[Saved data entries]
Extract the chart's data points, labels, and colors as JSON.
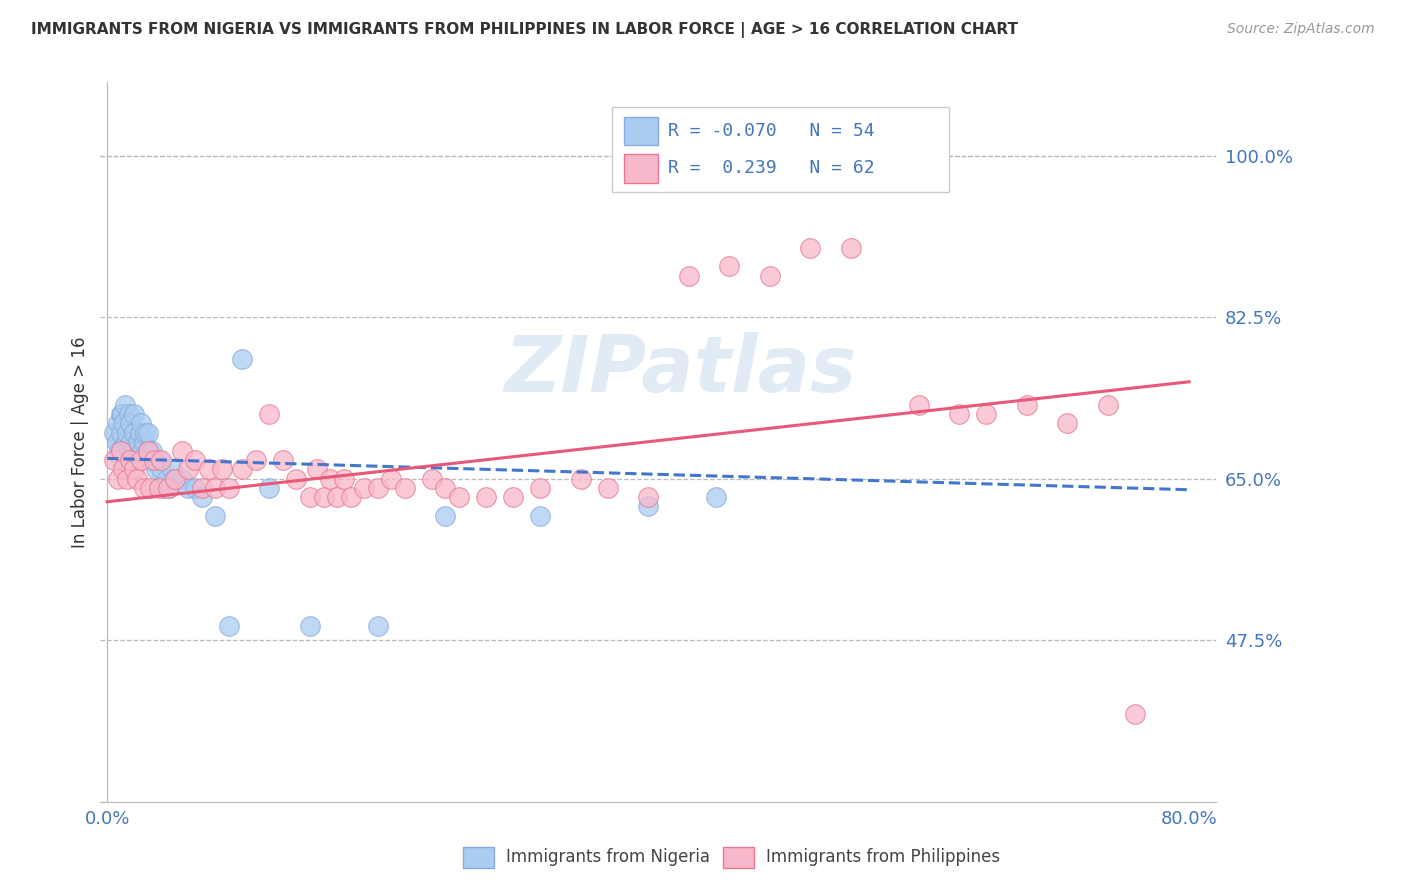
{
  "title": "IMMIGRANTS FROM NIGERIA VS IMMIGRANTS FROM PHILIPPINES IN LABOR FORCE | AGE > 16 CORRELATION CHART",
  "source": "Source: ZipAtlas.com",
  "ylabel": "In Labor Force | Age > 16",
  "xlim": [
    0.0,
    0.8
  ],
  "ylim": [
    0.3,
    1.08
  ],
  "xtick_pos": [
    0.0,
    0.1,
    0.2,
    0.3,
    0.4,
    0.5,
    0.6,
    0.7,
    0.8
  ],
  "xticklabels": [
    "0.0%",
    "",
    "",
    "",
    "",
    "",
    "",
    "",
    "80.0%"
  ],
  "ytick_positions": [
    0.475,
    0.65,
    0.825,
    1.0
  ],
  "ytick_labels": [
    "47.5%",
    "65.0%",
    "82.5%",
    "100.0%"
  ],
  "nigeria_color": "#aaccf0",
  "nigeria_edge": "#88aadd",
  "philippines_color": "#f8b8cc",
  "philippines_edge": "#e87890",
  "nigeria_R": -0.07,
  "nigeria_N": 54,
  "philippines_R": 0.239,
  "philippines_N": 62,
  "nigeria_line_color": "#4477cc",
  "philippines_line_color": "#e85878",
  "watermark": "ZIPatlas",
  "nigeria_line_x0": 0.0,
  "nigeria_line_y0": 0.672,
  "nigeria_line_x1": 0.8,
  "nigeria_line_y1": 0.638,
  "philippines_line_x0": 0.0,
  "philippines_line_y0": 0.625,
  "philippines_line_x1": 0.8,
  "philippines_line_y1": 0.755,
  "nigeria_x": [
    0.005,
    0.007,
    0.008,
    0.009,
    0.01,
    0.01,
    0.01,
    0.011,
    0.012,
    0.013,
    0.014,
    0.015,
    0.015,
    0.016,
    0.017,
    0.018,
    0.019,
    0.02,
    0.02,
    0.021,
    0.022,
    0.023,
    0.024,
    0.025,
    0.026,
    0.027,
    0.028,
    0.03,
    0.03,
    0.032,
    0.033,
    0.035,
    0.036,
    0.038,
    0.04,
    0.042,
    0.044,
    0.046,
    0.048,
    0.05,
    0.055,
    0.06,
    0.065,
    0.07,
    0.08,
    0.09,
    0.1,
    0.12,
    0.15,
    0.2,
    0.25,
    0.32,
    0.4,
    0.45
  ],
  "nigeria_y": [
    0.7,
    0.69,
    0.71,
    0.68,
    0.72,
    0.7,
    0.67,
    0.72,
    0.71,
    0.73,
    0.69,
    0.7,
    0.68,
    0.72,
    0.71,
    0.69,
    0.68,
    0.7,
    0.72,
    0.68,
    0.67,
    0.69,
    0.7,
    0.71,
    0.68,
    0.69,
    0.7,
    0.68,
    0.7,
    0.67,
    0.68,
    0.67,
    0.66,
    0.67,
    0.66,
    0.64,
    0.65,
    0.64,
    0.66,
    0.65,
    0.65,
    0.64,
    0.64,
    0.63,
    0.61,
    0.49,
    0.78,
    0.64,
    0.49,
    0.49,
    0.61,
    0.61,
    0.62,
    0.63
  ],
  "philippines_x": [
    0.005,
    0.008,
    0.01,
    0.012,
    0.015,
    0.017,
    0.02,
    0.022,
    0.025,
    0.027,
    0.03,
    0.032,
    0.035,
    0.038,
    0.04,
    0.045,
    0.05,
    0.055,
    0.06,
    0.065,
    0.07,
    0.075,
    0.08,
    0.085,
    0.09,
    0.1,
    0.11,
    0.12,
    0.13,
    0.14,
    0.15,
    0.155,
    0.16,
    0.165,
    0.17,
    0.175,
    0.18,
    0.19,
    0.2,
    0.21,
    0.22,
    0.24,
    0.25,
    0.26,
    0.28,
    0.3,
    0.32,
    0.35,
    0.37,
    0.4,
    0.43,
    0.46,
    0.49,
    0.52,
    0.55,
    0.6,
    0.63,
    0.65,
    0.68,
    0.71,
    0.74,
    0.76
  ],
  "philippines_y": [
    0.67,
    0.65,
    0.68,
    0.66,
    0.65,
    0.67,
    0.66,
    0.65,
    0.67,
    0.64,
    0.68,
    0.64,
    0.67,
    0.64,
    0.67,
    0.64,
    0.65,
    0.68,
    0.66,
    0.67,
    0.64,
    0.66,
    0.64,
    0.66,
    0.64,
    0.66,
    0.67,
    0.72,
    0.67,
    0.65,
    0.63,
    0.66,
    0.63,
    0.65,
    0.63,
    0.65,
    0.63,
    0.64,
    0.64,
    0.65,
    0.64,
    0.65,
    0.64,
    0.63,
    0.63,
    0.63,
    0.64,
    0.65,
    0.64,
    0.63,
    0.87,
    0.88,
    0.87,
    0.9,
    0.9,
    0.73,
    0.72,
    0.72,
    0.73,
    0.71,
    0.73,
    0.395
  ]
}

--- THE PROBLEM ---
Write out the data precisely as given, excluding the pictures.

--- RESPONSE TO THIS TASK ---
Extract the chart's data points, labels, and colors as JSON.
{
  "title": "IMMIGRANTS FROM NIGERIA VS IMMIGRANTS FROM PHILIPPINES IN LABOR FORCE | AGE > 16 CORRELATION CHART",
  "source": "Source: ZipAtlas.com",
  "ylabel": "In Labor Force | Age > 16",
  "xlim": [
    0.0,
    0.8
  ],
  "ylim": [
    0.3,
    1.08
  ],
  "xtick_pos": [
    0.0,
    0.1,
    0.2,
    0.3,
    0.4,
    0.5,
    0.6,
    0.7,
    0.8
  ],
  "xticklabels": [
    "0.0%",
    "",
    "",
    "",
    "",
    "",
    "",
    "",
    "80.0%"
  ],
  "ytick_positions": [
    0.475,
    0.65,
    0.825,
    1.0
  ],
  "ytick_labels": [
    "47.5%",
    "65.0%",
    "82.5%",
    "100.0%"
  ],
  "nigeria_color": "#aaccf0",
  "nigeria_edge": "#88aadd",
  "philippines_color": "#f8b8cc",
  "philippines_edge": "#e87890",
  "nigeria_R": -0.07,
  "nigeria_N": 54,
  "philippines_R": 0.239,
  "philippines_N": 62,
  "nigeria_line_color": "#4477cc",
  "philippines_line_color": "#e85878",
  "watermark": "ZIPatlas",
  "nigeria_line_x0": 0.0,
  "nigeria_line_y0": 0.672,
  "nigeria_line_x1": 0.8,
  "nigeria_line_y1": 0.638,
  "philippines_line_x0": 0.0,
  "philippines_line_y0": 0.625,
  "philippines_line_x1": 0.8,
  "philippines_line_y1": 0.755,
  "nigeria_x": [
    0.005,
    0.007,
    0.008,
    0.009,
    0.01,
    0.01,
    0.01,
    0.011,
    0.012,
    0.013,
    0.014,
    0.015,
    0.015,
    0.016,
    0.017,
    0.018,
    0.019,
    0.02,
    0.02,
    0.021,
    0.022,
    0.023,
    0.024,
    0.025,
    0.026,
    0.027,
    0.028,
    0.03,
    0.03,
    0.032,
    0.033,
    0.035,
    0.036,
    0.038,
    0.04,
    0.042,
    0.044,
    0.046,
    0.048,
    0.05,
    0.055,
    0.06,
    0.065,
    0.07,
    0.08,
    0.09,
    0.1,
    0.12,
    0.15,
    0.2,
    0.25,
    0.32,
    0.4,
    0.45
  ],
  "nigeria_y": [
    0.7,
    0.69,
    0.71,
    0.68,
    0.72,
    0.7,
    0.67,
    0.72,
    0.71,
    0.73,
    0.69,
    0.7,
    0.68,
    0.72,
    0.71,
    0.69,
    0.68,
    0.7,
    0.72,
    0.68,
    0.67,
    0.69,
    0.7,
    0.71,
    0.68,
    0.69,
    0.7,
    0.68,
    0.7,
    0.67,
    0.68,
    0.67,
    0.66,
    0.67,
    0.66,
    0.64,
    0.65,
    0.64,
    0.66,
    0.65,
    0.65,
    0.64,
    0.64,
    0.63,
    0.61,
    0.49,
    0.78,
    0.64,
    0.49,
    0.49,
    0.61,
    0.61,
    0.62,
    0.63
  ],
  "philippines_x": [
    0.005,
    0.008,
    0.01,
    0.012,
    0.015,
    0.017,
    0.02,
    0.022,
    0.025,
    0.027,
    0.03,
    0.032,
    0.035,
    0.038,
    0.04,
    0.045,
    0.05,
    0.055,
    0.06,
    0.065,
    0.07,
    0.075,
    0.08,
    0.085,
    0.09,
    0.1,
    0.11,
    0.12,
    0.13,
    0.14,
    0.15,
    0.155,
    0.16,
    0.165,
    0.17,
    0.175,
    0.18,
    0.19,
    0.2,
    0.21,
    0.22,
    0.24,
    0.25,
    0.26,
    0.28,
    0.3,
    0.32,
    0.35,
    0.37,
    0.4,
    0.43,
    0.46,
    0.49,
    0.52,
    0.55,
    0.6,
    0.63,
    0.65,
    0.68,
    0.71,
    0.74,
    0.76
  ],
  "philippines_y": [
    0.67,
    0.65,
    0.68,
    0.66,
    0.65,
    0.67,
    0.66,
    0.65,
    0.67,
    0.64,
    0.68,
    0.64,
    0.67,
    0.64,
    0.67,
    0.64,
    0.65,
    0.68,
    0.66,
    0.67,
    0.64,
    0.66,
    0.64,
    0.66,
    0.64,
    0.66,
    0.67,
    0.72,
    0.67,
    0.65,
    0.63,
    0.66,
    0.63,
    0.65,
    0.63,
    0.65,
    0.63,
    0.64,
    0.64,
    0.65,
    0.64,
    0.65,
    0.64,
    0.63,
    0.63,
    0.63,
    0.64,
    0.65,
    0.64,
    0.63,
    0.87,
    0.88,
    0.87,
    0.9,
    0.9,
    0.73,
    0.72,
    0.72,
    0.73,
    0.71,
    0.73,
    0.395
  ]
}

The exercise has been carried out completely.